---- RECORDS SHOWN

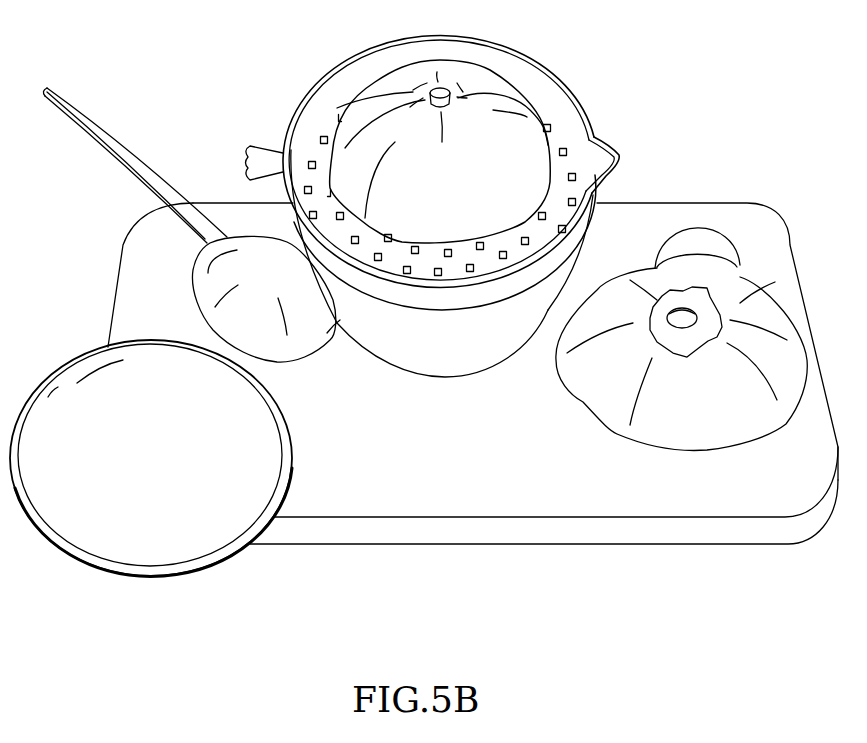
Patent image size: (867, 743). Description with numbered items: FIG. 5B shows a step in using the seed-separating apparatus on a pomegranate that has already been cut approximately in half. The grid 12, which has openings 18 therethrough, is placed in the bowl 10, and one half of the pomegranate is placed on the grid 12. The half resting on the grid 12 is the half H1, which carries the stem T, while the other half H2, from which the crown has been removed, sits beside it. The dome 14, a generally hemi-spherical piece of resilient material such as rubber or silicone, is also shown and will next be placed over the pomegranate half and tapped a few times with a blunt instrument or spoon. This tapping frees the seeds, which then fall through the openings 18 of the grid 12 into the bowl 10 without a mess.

The bowl 10 is at (467, 375).
The grid 12 is at (598, 135).
The dome 14 is at (42, 427).
The openings 18 is at (310, 162).
The stem T is at (446, 88).
The half with a stem H1 is at (561, 167).
The half with a crown H2 is at (740, 303).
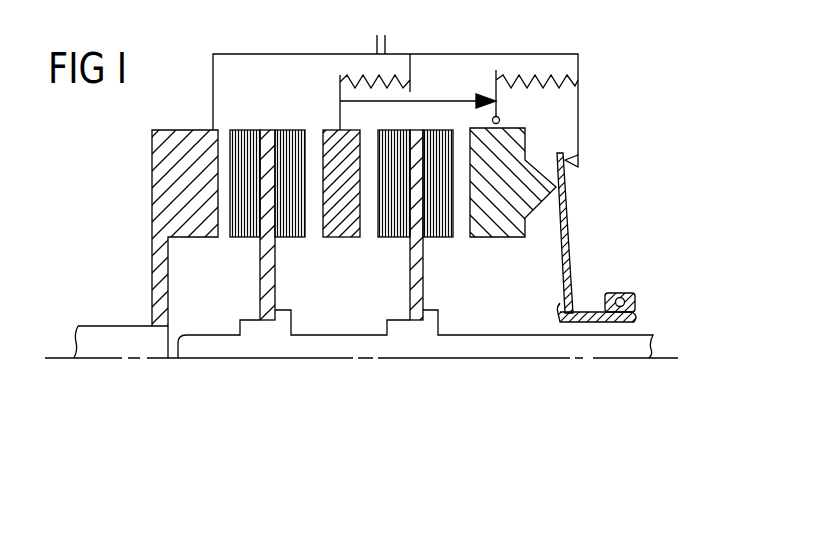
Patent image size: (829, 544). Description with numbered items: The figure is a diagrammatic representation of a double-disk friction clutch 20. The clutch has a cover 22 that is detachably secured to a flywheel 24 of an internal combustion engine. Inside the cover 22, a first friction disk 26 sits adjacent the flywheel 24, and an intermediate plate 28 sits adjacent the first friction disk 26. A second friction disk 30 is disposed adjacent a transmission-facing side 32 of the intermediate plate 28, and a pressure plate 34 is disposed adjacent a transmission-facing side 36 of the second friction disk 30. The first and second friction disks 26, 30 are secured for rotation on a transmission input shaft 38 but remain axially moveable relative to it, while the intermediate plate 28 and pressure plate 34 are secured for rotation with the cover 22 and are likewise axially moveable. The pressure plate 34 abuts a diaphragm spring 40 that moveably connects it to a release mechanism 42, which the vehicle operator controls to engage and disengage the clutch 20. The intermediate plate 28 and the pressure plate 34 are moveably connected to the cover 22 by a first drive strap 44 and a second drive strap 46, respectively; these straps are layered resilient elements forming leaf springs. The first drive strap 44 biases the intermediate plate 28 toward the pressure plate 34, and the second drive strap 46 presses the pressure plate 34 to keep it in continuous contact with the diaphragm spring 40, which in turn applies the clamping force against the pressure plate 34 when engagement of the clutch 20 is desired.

The double-disk friction clutch 20 is at (122, 122).
The cover 22 is at (578, 120).
The flywheel 24 is at (158, 186).
The first friction disk 26 is at (275, 250).
The intermediate plate 28 is at (324, 122).
The second friction disk 30 is at (425, 258).
The transmission-facing side 32 is at (360, 238).
The pressure plate 34 is at (497, 238).
The transmission-facing side 36 is at (455, 136).
The transmission input shaft 38 is at (515, 347).
The diaphragm spring 40 is at (574, 226).
The release mechanism 42 is at (650, 284).
The first drive strap 44 is at (370, 80).
The second drive strap 46 is at (556, 78).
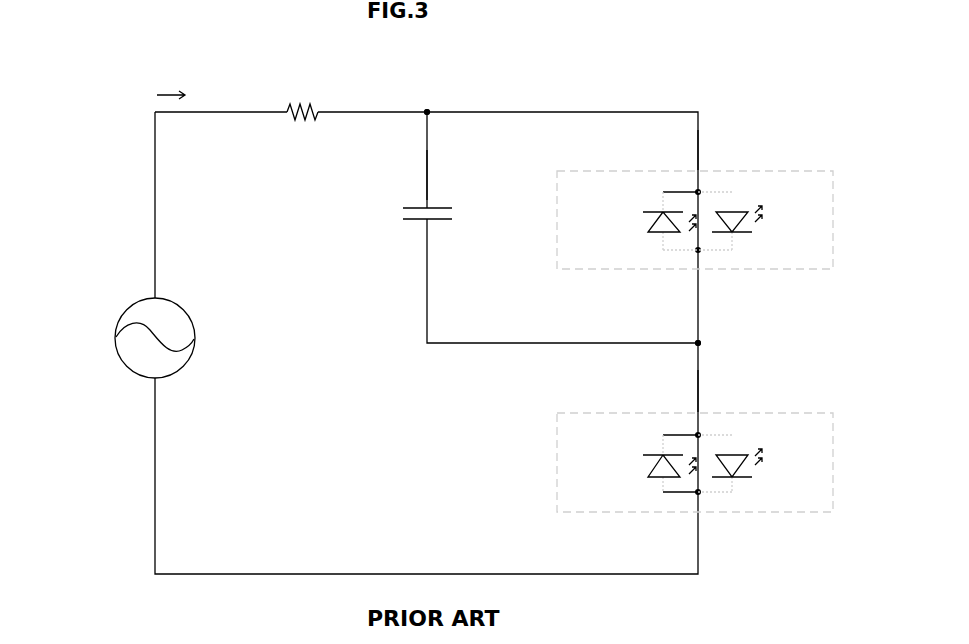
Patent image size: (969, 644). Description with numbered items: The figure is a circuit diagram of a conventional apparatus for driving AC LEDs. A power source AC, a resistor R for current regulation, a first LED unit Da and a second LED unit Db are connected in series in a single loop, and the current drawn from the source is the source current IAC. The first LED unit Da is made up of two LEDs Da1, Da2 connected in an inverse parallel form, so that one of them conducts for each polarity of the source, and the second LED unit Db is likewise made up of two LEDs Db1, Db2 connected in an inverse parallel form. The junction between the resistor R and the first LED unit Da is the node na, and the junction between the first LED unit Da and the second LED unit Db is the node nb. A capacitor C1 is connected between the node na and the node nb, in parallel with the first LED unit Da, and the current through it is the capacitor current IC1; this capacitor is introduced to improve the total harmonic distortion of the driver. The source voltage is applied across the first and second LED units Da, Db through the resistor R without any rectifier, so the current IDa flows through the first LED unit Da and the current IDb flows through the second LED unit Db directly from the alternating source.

The power source AC is at (116, 337).
The current applied from the source power IAC is at (190, 94).
The resistor R is at (302, 131).
The junction of the resistor and the first LED unit na is at (422, 97).
The junction of the first and second LED units nb is at (721, 342).
The capacitor C1 is at (409, 215).
The capacitor current IC1 is at (450, 177).
The first LED unit Da is at (695, 158).
The LED Da1 is at (644, 224).
The LED Da2 is at (763, 222).
The current flowing through the first LED unit IDa is at (723, 150).
The second LED unit Db is at (695, 401).
The LED Db1 is at (644, 467).
The LED Db2 is at (763, 465).
The current flowing through the second LED unit IDb is at (723, 391).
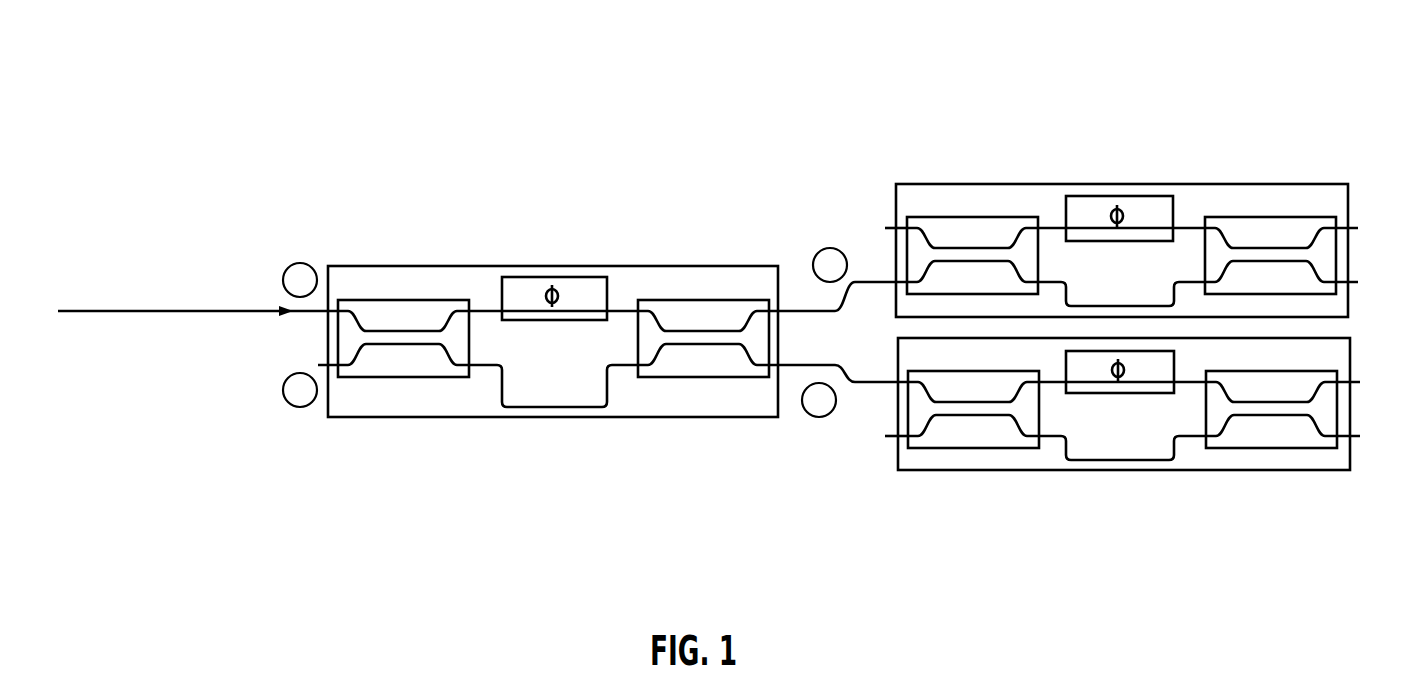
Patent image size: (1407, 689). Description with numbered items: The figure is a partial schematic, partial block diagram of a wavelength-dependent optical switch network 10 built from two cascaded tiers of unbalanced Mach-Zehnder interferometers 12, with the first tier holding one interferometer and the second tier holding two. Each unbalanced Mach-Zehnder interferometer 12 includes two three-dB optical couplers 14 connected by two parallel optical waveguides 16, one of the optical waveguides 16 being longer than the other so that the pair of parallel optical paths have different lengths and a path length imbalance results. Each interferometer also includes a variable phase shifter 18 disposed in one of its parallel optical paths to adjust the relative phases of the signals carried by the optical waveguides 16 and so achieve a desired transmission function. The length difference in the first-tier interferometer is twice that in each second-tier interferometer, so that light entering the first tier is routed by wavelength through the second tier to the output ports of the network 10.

The wavelength-dependent optical switch network 10 is at (885, 160).
The unbalanced Mach-Zehnder interferometer 12 is at (397, 264).
The 3-dB optical coupler 14 is at (392, 358).
The optical waveguide 16 is at (486, 308).
The variable phase shifter 18 is at (558, 276).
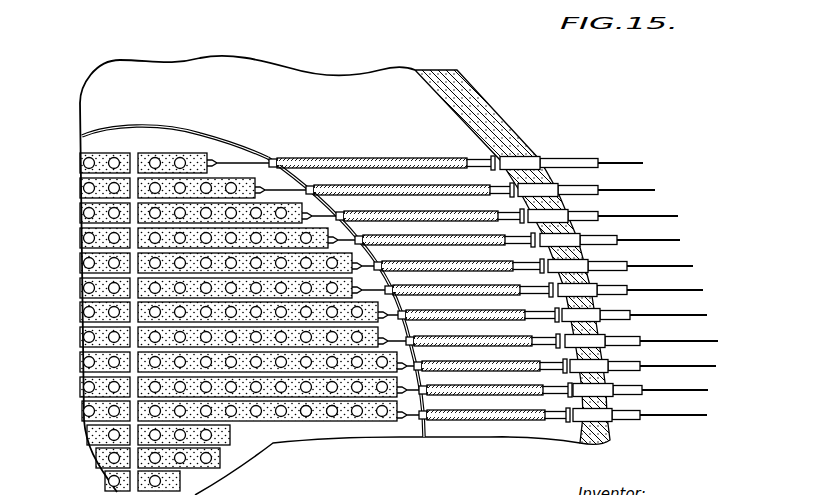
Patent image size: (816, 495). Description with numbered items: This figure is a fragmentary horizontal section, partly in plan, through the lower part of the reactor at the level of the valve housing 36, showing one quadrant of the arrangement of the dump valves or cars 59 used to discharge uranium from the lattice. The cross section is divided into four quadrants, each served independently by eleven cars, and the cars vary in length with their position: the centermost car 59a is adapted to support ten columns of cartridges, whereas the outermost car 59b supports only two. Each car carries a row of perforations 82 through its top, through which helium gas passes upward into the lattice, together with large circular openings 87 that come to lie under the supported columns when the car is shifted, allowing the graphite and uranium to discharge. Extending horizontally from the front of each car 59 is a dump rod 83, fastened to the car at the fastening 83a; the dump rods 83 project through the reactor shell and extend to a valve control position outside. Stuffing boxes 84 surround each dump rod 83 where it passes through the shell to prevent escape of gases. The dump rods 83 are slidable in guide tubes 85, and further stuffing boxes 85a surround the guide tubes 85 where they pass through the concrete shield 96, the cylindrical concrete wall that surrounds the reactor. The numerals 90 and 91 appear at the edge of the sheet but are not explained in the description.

--------

*YOUR INSTRUCTIONS*. Recast the items above as a single numbered list without the blank lines, and leave the pictures out of your answer.

*ANSWER TO THIS EXERCISE*.
1. Patent image size: (867, 743). Description with numbered items: FIG. 5B shows a step in using the seed-separating apparatus on a pomegranate that has already been cut approximately in half. The grid 12, which has openings 18 therethrough, is placed in the bowl 10, and one half of the pomegranate is placed on the grid 12. The half resting on the grid 12 is the half H1, which carries the stem T, while the other half H2, from which the crown has been removed, sits beside it. The dome 14, a generally hemi-spherical piece of resilient material such as rubber or silicone, is also shown and will next be placed over the pomegranate half and tapped a few times with a blunt instrument or spoon. This tapping frees the seeds, which then fall through the openings 18 of the grid 12 into the bowl 10 without a mess.
2. The bowl 10 is at (467, 375).
3. The grid 12 is at (598, 135).
4. The dome 14 is at (42, 427).
5. The openings 18 is at (310, 162).
6. The stem T is at (446, 88).
7. The half with a stem H1 is at (561, 167).
8. The half with a crown H2 is at (740, 303).
9. Patent image size: (829, 544). Description with numbered items: The figure is a diagrammatic representation of a double-disk friction clutch 20. The clutch has a cover 22 that is detachably secured to a flywheel 24 of an internal combustion engine. Inside the cover 22, a first friction disk 26 sits adjacent the flywheel 24, and an intermediate plate 28 sits adjacent the first friction disk 26. A second friction disk 30 is disposed adjacent a transmission-facing side 32 of the intermediate plate 28, and a pressure plate 34 is disposed adjacent a transmission-facing side 36 of the second friction disk 30. The first and second friction disks 26, 30 are secured for rotation on a transmission input shaft 38 but remain axially moveable relative to it, while the intermediate plate 28 and pressure plate 34 are secured for rotation with the cover 22 and are likewise axially moveable. The pressure plate 34 abuts a diaphragm spring 40 that moveably connects it to a release mechanism 42, which the vehicle operator controls to engage and disengage the clutch 20. The intermediate plate 28 and the pressure plate 34 are moveably connected to the cover 22 by a first drive strap 44 and a second drive strap 46, respectively; these straps are layered resilient elements forming leaf springs. The first drive strap 44 biases the intermediate plate 28 toward the pressure plate 34, and the second drive strap 46 presses the pressure plate 34 to keep it in continuous contact with the diaphragm spring 40, which in turn applies the clamping force against the pressure plate 34 when engagement of the clutch 20 is desired.
10. The double-disk friction clutch 20 is at (122, 122).
11. The cover 22 is at (578, 120).
12. The flywheel 24 is at (158, 186).
13. The first friction disk 26 is at (275, 250).
14. The intermediate plate 28 is at (324, 122).
15. The second friction disk 30 is at (425, 258).
16. The transmission-facing side 32 is at (360, 238).
17. The pressure plate 34 is at (497, 238).
18. The transmission-facing side 36 is at (455, 136).
19. The transmission input shaft 38 is at (515, 347).
20. The diaphragm spring 40 is at (574, 226).
21. The release mechanism 42 is at (650, 284).
22. The first drive strap 44 is at (370, 80).
23. The second drive strap 46 is at (556, 78).
24. Patent image size: (969, 644). Description with numbered items: The figure is a circuit diagram of a conventional apparatus for driving AC LEDs. A power source AC, a resistor R for current regulation, a first LED unit Da and a second LED unit Db are connected in series in a single loop, and the current drawn from the source is the source current IAC. The first LED unit Da is made up of two LEDs Da1, Da2 connected in an inverse parallel form, so that one of them conducts for each polarity of the source, and the second LED unit Db is likewise made up of two LEDs Db1, Db2 connected in an inverse parallel form. The junction between the resistor R and the first LED unit Da is the node na, and the junction between the first LED unit Da and the second LED unit Db is the node nb. A capacitor C1 is connected between the node na and the node nb, in parallel with the first LED unit Da, and the current through it is the capacitor current IC1; this capacitor is introduced to improve the total harmonic distortion of the driver. The source voltage is applied across the first and second LED units Da, Db through the resistor R without any rectifier, so the current IDa flows through the first LED unit Da and the current IDb flows through the second LED unit Db directly from the alternating source.
25. The power source AC is at (116, 337).
26. The current applied from the source power IAC is at (190, 94).
27. The resistor R is at (302, 131).
28. The junction of the resistor and the first LED unit na is at (422, 97).
29. The junction of the first and second LED units nb is at (721, 342).
30. The capacitor C1 is at (409, 215).
31. The capacitor current IC1 is at (450, 177).
32. The first LED unit Da is at (695, 158).
33. The LED Da1 is at (644, 224).
34. The LED Da2 is at (763, 222).
35. The current flowing through the first LED unit IDa is at (723, 150).
36. The second LED unit Db is at (695, 401).
37. The LED Db1 is at (644, 467).
38. The LED Db2 is at (763, 465).
39. The current flowing through the second LED unit IDb is at (723, 391).
40. Patent image size: (1407, 689). Description with numbered items: The figure is a partial schematic, partial block diagram of a wavelength-dependent optical switch network 10 built from two cascaded tiers of unbalanced Mach-Zehnder interferometers 12, with the first tier holding one interferometer and the second tier holding two. Each unbalanced Mach-Zehnder interferometer 12 includes two three-dB optical couplers 14 connected by two parallel optical waveguides 16, one of the optical waveguides 16 being longer than the other so that the pair of parallel optical paths have different lengths and a path length imbalance results. Each interferometer also includes a variable phase shifter 18 disposed in one of its parallel optical paths to adjust the relative phases of the signals carried by the optical waveguides 16 and so achieve a desired transmission function. The length difference in the first-tier interferometer is twice that in each second-tier interferometer, so that light entering the first tier is routed by wavelength through the second tier to the output ports of the network 10.
41. The wavelength-dependent optical switch network 10 is at (885, 160).
42. The unbalanced Mach-Zehnder interferometer 12 is at (397, 264).
43. The 3-dB optical coupler 14 is at (392, 358).
44. The optical waveguide 16 is at (486, 308).
45. The variable phase shifter 18 is at (558, 276).
46. Patent image size: (816, 495). Description with numbered items: This figure is a fragmentary horizontal section, partly in plan, through the lower part of the reactor at the level of the valve housing 36, showing one quadrant of the arrangement of the dump valves or cars 59 used to discharge uranium from the lattice. The cross section is divided into four quadrants, each served independently by eleven cars, and the cars vary in length with their position: the centermost car 59a is adapted to support ten columns of cartridges, whereas the outermost car 59b supports only two. Each car carries a row of perforations 82 through its top, through which helium gas passes upward into the lattice, together with large circular openings 87 that come to lie under the supported columns when the car is shifted, allowing the graphite and uranium to discharge. Extending horizontally from the front of each car 59 is a dump rod 83, fastened to the car at the fastening 83a; the dump rods 83 project through the reactor shell and extend to a valve control position outside. Stuffing boxes 84 surround each dump rod 83 where it passes through the shell to prevent escape of gases. The dump rods 83 are slidable in guide tubes 85, and further stuffing boxes 85a surround the guide tubes 85 where they pass through the concrete shield 96, the cylindrical concrete wall that surrounds the reactor. The numerals 90 and 91 appear at the edge of the sheet but are not explained in the description.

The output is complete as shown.